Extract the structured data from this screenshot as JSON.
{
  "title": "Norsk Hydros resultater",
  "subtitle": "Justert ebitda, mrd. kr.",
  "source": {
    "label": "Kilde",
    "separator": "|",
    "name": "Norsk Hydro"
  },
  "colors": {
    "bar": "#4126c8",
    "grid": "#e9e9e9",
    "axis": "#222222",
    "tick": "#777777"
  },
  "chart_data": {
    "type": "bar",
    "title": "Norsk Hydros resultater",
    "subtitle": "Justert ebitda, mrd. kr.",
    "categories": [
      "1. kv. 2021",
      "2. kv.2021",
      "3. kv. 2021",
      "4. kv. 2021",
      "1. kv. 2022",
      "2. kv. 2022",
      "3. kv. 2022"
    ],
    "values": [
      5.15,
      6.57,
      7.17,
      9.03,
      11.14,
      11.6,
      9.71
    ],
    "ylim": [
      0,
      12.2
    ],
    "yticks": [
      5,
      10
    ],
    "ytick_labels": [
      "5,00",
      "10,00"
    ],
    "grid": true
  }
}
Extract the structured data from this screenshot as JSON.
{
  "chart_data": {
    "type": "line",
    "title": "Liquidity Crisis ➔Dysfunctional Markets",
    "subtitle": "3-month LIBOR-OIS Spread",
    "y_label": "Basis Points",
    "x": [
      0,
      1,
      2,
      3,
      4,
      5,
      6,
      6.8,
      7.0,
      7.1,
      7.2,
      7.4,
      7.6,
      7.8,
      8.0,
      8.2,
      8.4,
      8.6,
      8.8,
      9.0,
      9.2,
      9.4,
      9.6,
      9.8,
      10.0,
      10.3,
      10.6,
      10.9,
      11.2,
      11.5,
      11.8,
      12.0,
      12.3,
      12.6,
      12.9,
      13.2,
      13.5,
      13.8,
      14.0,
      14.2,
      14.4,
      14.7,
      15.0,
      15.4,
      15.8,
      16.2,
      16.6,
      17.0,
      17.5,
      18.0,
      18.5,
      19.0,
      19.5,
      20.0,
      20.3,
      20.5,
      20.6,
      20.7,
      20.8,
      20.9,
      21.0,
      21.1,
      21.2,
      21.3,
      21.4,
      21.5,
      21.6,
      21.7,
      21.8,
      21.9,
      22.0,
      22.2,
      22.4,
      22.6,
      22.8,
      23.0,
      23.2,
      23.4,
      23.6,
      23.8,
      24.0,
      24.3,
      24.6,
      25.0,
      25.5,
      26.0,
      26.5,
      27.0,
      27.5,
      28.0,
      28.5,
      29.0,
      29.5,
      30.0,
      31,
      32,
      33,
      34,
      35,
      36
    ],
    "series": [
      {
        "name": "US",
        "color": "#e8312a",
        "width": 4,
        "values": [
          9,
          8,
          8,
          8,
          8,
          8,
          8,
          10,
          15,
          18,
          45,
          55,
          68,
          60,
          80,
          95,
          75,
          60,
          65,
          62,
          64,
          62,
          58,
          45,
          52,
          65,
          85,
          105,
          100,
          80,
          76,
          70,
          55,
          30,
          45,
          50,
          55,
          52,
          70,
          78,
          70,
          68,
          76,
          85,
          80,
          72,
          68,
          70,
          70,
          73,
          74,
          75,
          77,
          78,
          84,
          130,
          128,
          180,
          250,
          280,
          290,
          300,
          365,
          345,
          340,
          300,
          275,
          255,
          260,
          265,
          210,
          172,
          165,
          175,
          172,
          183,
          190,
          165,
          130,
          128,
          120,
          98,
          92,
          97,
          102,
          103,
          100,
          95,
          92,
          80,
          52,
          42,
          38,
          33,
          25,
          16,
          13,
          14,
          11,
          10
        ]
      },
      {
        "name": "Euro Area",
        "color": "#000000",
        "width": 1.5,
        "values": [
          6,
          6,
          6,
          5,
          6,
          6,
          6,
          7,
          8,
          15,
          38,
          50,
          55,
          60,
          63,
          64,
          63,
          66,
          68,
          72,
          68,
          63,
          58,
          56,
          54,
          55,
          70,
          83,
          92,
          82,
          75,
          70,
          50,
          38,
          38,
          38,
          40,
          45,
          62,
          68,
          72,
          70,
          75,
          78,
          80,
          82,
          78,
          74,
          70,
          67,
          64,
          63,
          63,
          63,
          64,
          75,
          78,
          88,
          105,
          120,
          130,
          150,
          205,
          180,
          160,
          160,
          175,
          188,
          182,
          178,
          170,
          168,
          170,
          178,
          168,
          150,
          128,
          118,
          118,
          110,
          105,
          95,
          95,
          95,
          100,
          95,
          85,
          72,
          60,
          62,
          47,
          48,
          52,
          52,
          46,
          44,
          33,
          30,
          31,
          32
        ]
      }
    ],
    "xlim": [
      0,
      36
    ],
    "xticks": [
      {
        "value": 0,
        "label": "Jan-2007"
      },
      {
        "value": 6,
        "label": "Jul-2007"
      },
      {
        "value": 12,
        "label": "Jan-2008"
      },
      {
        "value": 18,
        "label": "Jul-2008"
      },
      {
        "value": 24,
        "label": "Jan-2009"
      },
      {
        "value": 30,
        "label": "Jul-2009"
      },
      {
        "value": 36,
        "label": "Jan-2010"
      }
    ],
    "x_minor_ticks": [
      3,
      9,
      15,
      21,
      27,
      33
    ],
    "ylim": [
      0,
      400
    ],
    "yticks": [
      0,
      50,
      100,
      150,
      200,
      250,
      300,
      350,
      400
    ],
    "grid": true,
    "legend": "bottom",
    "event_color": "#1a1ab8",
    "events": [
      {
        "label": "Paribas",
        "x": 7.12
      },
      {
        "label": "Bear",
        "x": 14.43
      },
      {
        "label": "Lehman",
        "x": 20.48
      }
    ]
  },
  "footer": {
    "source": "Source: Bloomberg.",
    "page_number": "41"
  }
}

══════════

Set down all of the records shown above once more, exactly.

* [Answer for the task]
Extract the structured data from this screenshot as JSON.
{
  "title": "Norsk Hydros resultater",
  "subtitle": "Justert ebitda, mrd. kr.",
  "source": {
    "label": "Kilde",
    "separator": "|",
    "name": "Norsk Hydro"
  },
  "colors": {
    "bar": "#4126c8",
    "grid": "#e9e9e9",
    "axis": "#222222",
    "tick": "#777777"
  },
  "chart_data": {
    "type": "bar",
    "title": "Norsk Hydros resultater",
    "subtitle": "Justert ebitda, mrd. kr.",
    "categories": [
      "1. kv. 2021",
      "2. kv.2021",
      "3. kv. 2021",
      "4. kv. 2021",
      "1. kv. 2022",
      "2. kv. 2022",
      "3. kv. 2022"
    ],
    "values": [
      5.15,
      6.57,
      7.17,
      9.03,
      11.14,
      11.6,
      9.71
    ],
    "ylim": [
      0,
      12.2
    ],
    "yticks": [
      5,
      10
    ],
    "ytick_labels": [
      "5,00",
      "10,00"
    ],
    "grid": true
  }
}
Extract the structured data from this screenshot as JSON.
{
  "chart_data": {
    "type": "line",
    "title": "Liquidity Crisis ➔Dysfunctional Markets",
    "subtitle": "3-month LIBOR-OIS Spread",
    "y_label": "Basis Points",
    "x": [
      0,
      1,
      2,
      3,
      4,
      5,
      6,
      6.8,
      7.0,
      7.1,
      7.2,
      7.4,
      7.6,
      7.8,
      8.0,
      8.2,
      8.4,
      8.6,
      8.8,
      9.0,
      9.2,
      9.4,
      9.6,
      9.8,
      10.0,
      10.3,
      10.6,
      10.9,
      11.2,
      11.5,
      11.8,
      12.0,
      12.3,
      12.6,
      12.9,
      13.2,
      13.5,
      13.8,
      14.0,
      14.2,
      14.4,
      14.7,
      15.0,
      15.4,
      15.8,
      16.2,
      16.6,
      17.0,
      17.5,
      18.0,
      18.5,
      19.0,
      19.5,
      20.0,
      20.3,
      20.5,
      20.6,
      20.7,
      20.8,
      20.9,
      21.0,
      21.1,
      21.2,
      21.3,
      21.4,
      21.5,
      21.6,
      21.7,
      21.8,
      21.9,
      22.0,
      22.2,
      22.4,
      22.6,
      22.8,
      23.0,
      23.2,
      23.4,
      23.6,
      23.8,
      24.0,
      24.3,
      24.6,
      25.0,
      25.5,
      26.0,
      26.5,
      27.0,
      27.5,
      28.0,
      28.5,
      29.0,
      29.5,
      30.0,
      31,
      32,
      33,
      34,
      35,
      36
    ],
    "series": [
      {
        "name": "US",
        "color": "#e8312a",
        "width": 4,
        "values": [
          9,
          8,
          8,
          8,
          8,
          8,
          8,
          10,
          15,
          18,
          45,
          55,
          68,
          60,
          80,
          95,
          75,
          60,
          65,
          62,
          64,
          62,
          58,
          45,
          52,
          65,
          85,
          105,
          100,
          80,
          76,
          70,
          55,
          30,
          45,
          50,
          55,
          52,
          70,
          78,
          70,
          68,
          76,
          85,
          80,
          72,
          68,
          70,
          70,
          73,
          74,
          75,
          77,
          78,
          84,
          130,
          128,
          180,
          250,
          280,
          290,
          300,
          365,
          345,
          340,
          300,
          275,
          255,
          260,
          265,
          210,
          172,
          165,
          175,
          172,
          183,
          190,
          165,
          130,
          128,
          120,
          98,
          92,
          97,
          102,
          103,
          100,
          95,
          92,
          80,
          52,
          42,
          38,
          33,
          25,
          16,
          13,
          14,
          11,
          10
        ]
      },
      {
        "name": "Euro Area",
        "color": "#000000",
        "width": 1.5,
        "values": [
          6,
          6,
          6,
          5,
          6,
          6,
          6,
          7,
          8,
          15,
          38,
          50,
          55,
          60,
          63,
          64,
          63,
          66,
          68,
          72,
          68,
          63,
          58,
          56,
          54,
          55,
          70,
          83,
          92,
          82,
          75,
          70,
          50,
          38,
          38,
          38,
          40,
          45,
          62,
          68,
          72,
          70,
          75,
          78,
          80,
          82,
          78,
          74,
          70,
          67,
          64,
          63,
          63,
          63,
          64,
          75,
          78,
          88,
          105,
          120,
          130,
          150,
          205,
          180,
          160,
          160,
          175,
          188,
          182,
          178,
          170,
          168,
          170,
          178,
          168,
          150,
          128,
          118,
          118,
          110,
          105,
          95,
          95,
          95,
          100,
          95,
          85,
          72,
          60,
          62,
          47,
          48,
          52,
          52,
          46,
          44,
          33,
          30,
          31,
          32
        ]
      }
    ],
    "xlim": [
      0,
      36
    ],
    "xticks": [
      {
        "value": 0,
        "label": "Jan-2007"
      },
      {
        "value": 6,
        "label": "Jul-2007"
      },
      {
        "value": 12,
        "label": "Jan-2008"
      },
      {
        "value": 18,
        "label": "Jul-2008"
      },
      {
        "value": 24,
        "label": "Jan-2009"
      },
      {
        "value": 30,
        "label": "Jul-2009"
      },
      {
        "value": 36,
        "label": "Jan-2010"
      }
    ],
    "x_minor_ticks": [
      3,
      9,
      15,
      21,
      27,
      33
    ],
    "ylim": [
      0,
      400
    ],
    "yticks": [
      0,
      50,
      100,
      150,
      200,
      250,
      300,
      350,
      400
    ],
    "grid": true,
    "legend": "bottom",
    "event_color": "#1a1ab8",
    "events": [
      {
        "label": "Paribas",
        "x": 7.12
      },
      {
        "label": "Bear",
        "x": 14.43
      },
      {
        "label": "Lehman",
        "x": 20.48
      }
    ]
  },
  "footer": {
    "source": "Source: Bloomberg.",
    "page_number": "41"
  }
}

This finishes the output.